**Excerpt to read**
**********

The Spanish Constitutional Court, the country’s highest court, has announced that it would back fast deportations of migrants who attempt to enter Spain’s north African enclaves Ceuta and Melilla.
In a move criticized by human rights groups, Spain’s Constitutional Court has upheld most of the country’s 2015 security law which allows for express deportations of migrants trying to cross from Morocco into the Spanish territories of Ceuta and Melilla on the African continent. The announcement was made on Thursday, November 19.
The two enclaves represent the EU’s only land border with Africa. Each year, as the French news agency Agence France Presse (AFP) reports, “thousands of migrants, mostly from sub-Saharan Africa, try to scale the fences […] to make it into Spain.”
Land borders with Africa
In fact, according to the UN Refugee Agency (UNHCR)’s latest figures, updated on November 15, 2020, a total of 1,441 migrants have crossed into Spain by land this year. That’s compared to 6,345 over the whole of 2019, and similar figures each year from 2016 onwards. In 2015, however, a total of 11,624 migrants made it to Spain via land borders.
In 2020, to November 15, a total of 1,300 migrant arrivals have been registered in Melilla and 805 in Ceuta.

**********

**Material to process**
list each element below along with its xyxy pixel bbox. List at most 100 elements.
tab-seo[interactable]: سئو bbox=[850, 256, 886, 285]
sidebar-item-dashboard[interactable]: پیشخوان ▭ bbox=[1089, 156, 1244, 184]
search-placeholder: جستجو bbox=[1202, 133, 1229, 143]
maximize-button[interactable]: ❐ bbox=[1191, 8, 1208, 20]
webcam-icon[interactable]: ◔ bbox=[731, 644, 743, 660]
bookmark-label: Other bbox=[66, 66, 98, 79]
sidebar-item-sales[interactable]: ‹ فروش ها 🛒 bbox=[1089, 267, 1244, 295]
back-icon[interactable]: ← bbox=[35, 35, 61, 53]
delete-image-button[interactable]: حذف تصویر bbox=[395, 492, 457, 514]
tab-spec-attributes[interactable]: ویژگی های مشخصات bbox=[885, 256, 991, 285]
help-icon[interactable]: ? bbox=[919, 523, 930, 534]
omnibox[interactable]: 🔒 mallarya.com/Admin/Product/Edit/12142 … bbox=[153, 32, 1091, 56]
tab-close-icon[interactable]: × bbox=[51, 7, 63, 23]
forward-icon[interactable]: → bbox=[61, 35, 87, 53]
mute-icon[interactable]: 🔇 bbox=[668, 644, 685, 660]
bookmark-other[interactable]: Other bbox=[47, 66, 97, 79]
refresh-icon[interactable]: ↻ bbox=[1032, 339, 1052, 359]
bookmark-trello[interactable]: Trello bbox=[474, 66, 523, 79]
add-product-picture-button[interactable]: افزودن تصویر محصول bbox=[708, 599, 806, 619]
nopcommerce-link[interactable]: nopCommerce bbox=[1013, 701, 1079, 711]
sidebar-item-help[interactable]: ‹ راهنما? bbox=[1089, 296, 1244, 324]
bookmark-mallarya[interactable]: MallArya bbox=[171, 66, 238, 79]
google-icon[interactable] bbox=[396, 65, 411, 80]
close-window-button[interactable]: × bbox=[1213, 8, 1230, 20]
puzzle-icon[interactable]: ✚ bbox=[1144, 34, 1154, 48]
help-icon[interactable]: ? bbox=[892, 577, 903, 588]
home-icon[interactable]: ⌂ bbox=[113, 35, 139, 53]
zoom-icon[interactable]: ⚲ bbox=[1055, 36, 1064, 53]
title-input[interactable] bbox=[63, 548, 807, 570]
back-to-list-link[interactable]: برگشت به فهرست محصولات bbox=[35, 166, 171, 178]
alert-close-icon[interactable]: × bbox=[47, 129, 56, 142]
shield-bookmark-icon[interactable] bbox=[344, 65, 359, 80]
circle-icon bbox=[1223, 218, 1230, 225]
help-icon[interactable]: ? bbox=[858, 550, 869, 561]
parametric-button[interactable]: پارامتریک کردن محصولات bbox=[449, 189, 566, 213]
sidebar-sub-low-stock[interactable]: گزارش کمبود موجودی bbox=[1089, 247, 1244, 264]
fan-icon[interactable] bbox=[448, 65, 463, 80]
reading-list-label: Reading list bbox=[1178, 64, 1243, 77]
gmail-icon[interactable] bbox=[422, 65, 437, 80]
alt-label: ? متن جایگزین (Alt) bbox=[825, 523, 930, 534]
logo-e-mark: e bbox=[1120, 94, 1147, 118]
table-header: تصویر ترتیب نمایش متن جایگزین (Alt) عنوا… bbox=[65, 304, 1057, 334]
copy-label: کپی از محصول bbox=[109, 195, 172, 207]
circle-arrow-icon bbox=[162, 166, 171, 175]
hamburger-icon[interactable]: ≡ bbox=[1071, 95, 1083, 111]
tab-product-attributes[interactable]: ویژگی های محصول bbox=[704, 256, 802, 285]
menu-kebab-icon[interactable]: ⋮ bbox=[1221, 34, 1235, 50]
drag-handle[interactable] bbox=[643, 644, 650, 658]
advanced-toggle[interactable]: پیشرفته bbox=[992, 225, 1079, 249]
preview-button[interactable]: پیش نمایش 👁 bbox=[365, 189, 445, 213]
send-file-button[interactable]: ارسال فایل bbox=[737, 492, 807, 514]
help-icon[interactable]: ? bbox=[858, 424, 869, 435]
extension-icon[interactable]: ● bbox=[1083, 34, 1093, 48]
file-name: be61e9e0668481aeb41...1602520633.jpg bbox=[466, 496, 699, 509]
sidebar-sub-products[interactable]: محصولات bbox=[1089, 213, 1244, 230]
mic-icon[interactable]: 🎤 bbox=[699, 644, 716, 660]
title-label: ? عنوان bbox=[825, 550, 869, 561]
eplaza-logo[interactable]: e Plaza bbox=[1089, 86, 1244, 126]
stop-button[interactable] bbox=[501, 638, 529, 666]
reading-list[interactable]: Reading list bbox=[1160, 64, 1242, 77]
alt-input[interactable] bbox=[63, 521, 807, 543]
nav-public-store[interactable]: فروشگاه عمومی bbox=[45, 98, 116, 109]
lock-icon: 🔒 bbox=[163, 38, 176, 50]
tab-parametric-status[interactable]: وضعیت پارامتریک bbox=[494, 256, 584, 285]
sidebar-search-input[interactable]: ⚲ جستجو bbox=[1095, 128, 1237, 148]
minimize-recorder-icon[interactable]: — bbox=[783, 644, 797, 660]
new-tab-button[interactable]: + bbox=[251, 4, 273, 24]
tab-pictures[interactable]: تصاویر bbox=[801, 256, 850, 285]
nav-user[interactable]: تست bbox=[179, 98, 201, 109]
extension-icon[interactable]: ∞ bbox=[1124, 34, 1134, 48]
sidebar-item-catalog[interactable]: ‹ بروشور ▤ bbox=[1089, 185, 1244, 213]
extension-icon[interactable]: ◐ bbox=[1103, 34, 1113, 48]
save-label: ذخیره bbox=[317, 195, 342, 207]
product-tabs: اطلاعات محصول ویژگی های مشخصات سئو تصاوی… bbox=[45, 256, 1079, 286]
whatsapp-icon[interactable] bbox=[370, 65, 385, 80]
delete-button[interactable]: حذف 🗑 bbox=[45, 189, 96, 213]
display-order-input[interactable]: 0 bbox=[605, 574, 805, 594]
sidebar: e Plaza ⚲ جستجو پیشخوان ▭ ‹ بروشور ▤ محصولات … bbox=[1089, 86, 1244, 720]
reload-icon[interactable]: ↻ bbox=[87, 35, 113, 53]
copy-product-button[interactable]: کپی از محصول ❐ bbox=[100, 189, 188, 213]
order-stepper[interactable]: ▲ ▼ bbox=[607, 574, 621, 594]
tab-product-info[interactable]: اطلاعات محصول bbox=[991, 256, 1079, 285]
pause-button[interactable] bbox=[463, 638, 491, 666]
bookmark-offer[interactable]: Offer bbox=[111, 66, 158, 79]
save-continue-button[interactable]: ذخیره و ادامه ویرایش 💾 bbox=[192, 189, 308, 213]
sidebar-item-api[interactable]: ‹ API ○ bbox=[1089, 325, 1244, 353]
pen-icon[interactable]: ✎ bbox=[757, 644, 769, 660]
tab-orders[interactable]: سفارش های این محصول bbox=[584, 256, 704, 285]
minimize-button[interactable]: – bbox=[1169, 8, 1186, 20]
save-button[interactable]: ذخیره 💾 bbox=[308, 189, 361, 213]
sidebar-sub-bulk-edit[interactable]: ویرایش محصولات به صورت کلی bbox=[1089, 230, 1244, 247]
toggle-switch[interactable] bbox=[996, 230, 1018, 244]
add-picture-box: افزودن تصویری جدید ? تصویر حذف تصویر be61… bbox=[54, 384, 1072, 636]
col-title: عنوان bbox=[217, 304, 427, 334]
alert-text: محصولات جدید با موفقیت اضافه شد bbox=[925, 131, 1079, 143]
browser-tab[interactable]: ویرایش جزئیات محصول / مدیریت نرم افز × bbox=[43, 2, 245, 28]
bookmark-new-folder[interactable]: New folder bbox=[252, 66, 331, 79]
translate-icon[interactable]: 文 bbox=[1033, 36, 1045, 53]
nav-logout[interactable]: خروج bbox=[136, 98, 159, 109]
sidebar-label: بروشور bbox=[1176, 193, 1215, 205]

**********

**Written request 1**
Reproduce the entries word for word, from their first line through the line that contains "refresh-icon[interactable]: ↻ bbox=[1032, 339, 1052, 359]".
**Written request 2**
Continue the article on the Spanish Constitutional Court's ruling on express deportations from Ceuta and Melilla.

**Task answer 1**
list each element below along with its xyxy pixel bbox. List at most 100 elements.
tab-seo[interactable]: سئو bbox=[850, 256, 886, 285]
sidebar-item-dashboard[interactable]: پیشخوان ▭ bbox=[1089, 156, 1244, 184]
search-placeholder: جستجو bbox=[1202, 133, 1229, 143]
maximize-button[interactable]: ❐ bbox=[1191, 8, 1208, 20]
webcam-icon[interactable]: ◔ bbox=[731, 644, 743, 660]
bookmark-label: Other bbox=[66, 66, 98, 79]
sidebar-item-sales[interactable]: ‹ فروش ها 🛒 bbox=[1089, 267, 1244, 295]
back-icon[interactable]: ← bbox=[35, 35, 61, 53]
delete-image-button[interactable]: حذف تصویر bbox=[395, 492, 457, 514]
tab-spec-attributes[interactable]: ویژگی های مشخصات bbox=[885, 256, 991, 285]
help-icon[interactable]: ? bbox=[919, 523, 930, 534]
omnibox[interactable]: 🔒 mallarya.com/Admin/Product/Edit/12142 … bbox=[153, 32, 1091, 56]
tab-close-icon[interactable]: × bbox=[51, 7, 63, 23]
forward-icon[interactable]: → bbox=[61, 35, 87, 53]
mute-icon[interactable]: 🔇 bbox=[668, 644, 685, 660]
bookmark-other[interactable]: Other bbox=[47, 66, 97, 79]
refresh-icon[interactable]: ↻ bbox=[1032, 339, 1052, 359]

**Task answer 2**
Immediate pushbacks
Back in February 2020, the European Court of Human Rights (ECHR) backed the Spanish policy of immediate pushbacks from these territories and allowing for the possibility that Ceuta and Melilla came under a “special regime.”
The ECHR ruled that Spain had not violated the European Convention on Human Rights when it deported two sub-Saharan Africans who had jumped the border fence into Melilla back in 2014. The ruling was a reversal of a previous ruling in 2017 which had ordered Spain to pay €5,000 to each of the two men “for violating their human rights,” according to El Paìs English.
Spain appealed the 2017 ruling saying that the men had violated the laws by crossing at an “unauthorized location and taking advantage of the group’s large numbers and using force,” reported El Paìs. So their immediate removal was “a consequence of their own conduct,” it concluded.
Migration policy
The subject of deportations and migration policy has been high up on the Spanish government’s agenda again recently after many more migrants began arriving on the Canary Islands over the last few months.
In fact, this year to date, almost 17,000 migrants have arrived on the Spanish archipelago in the Atlantic Ocean and the government announced that it would start to implement the policies, like deportations, where applicable, that it has had in place since at least 2015.
On Friday, November 20, Spanish Interior Minister Fernando Grande-Marlaska traveled to Morocco to meet with his counterpart there Abdelouafi Laftit. According to the Arabic newspaper headquartered in London Asharq Al-Awsat’s, it was Marlaska’s seventh visit to Morocco since taking office in June 2018.
Top of the agenda between the two interior ministers was the issue of migration.
New deal between Spain and Morocco?
Asharq Al-Aswat reports that “more than 15,000 Moroccan immigrants have arrived on the Canaries so far this year,” which they say is “roughly four times as many as in the last two years combined.”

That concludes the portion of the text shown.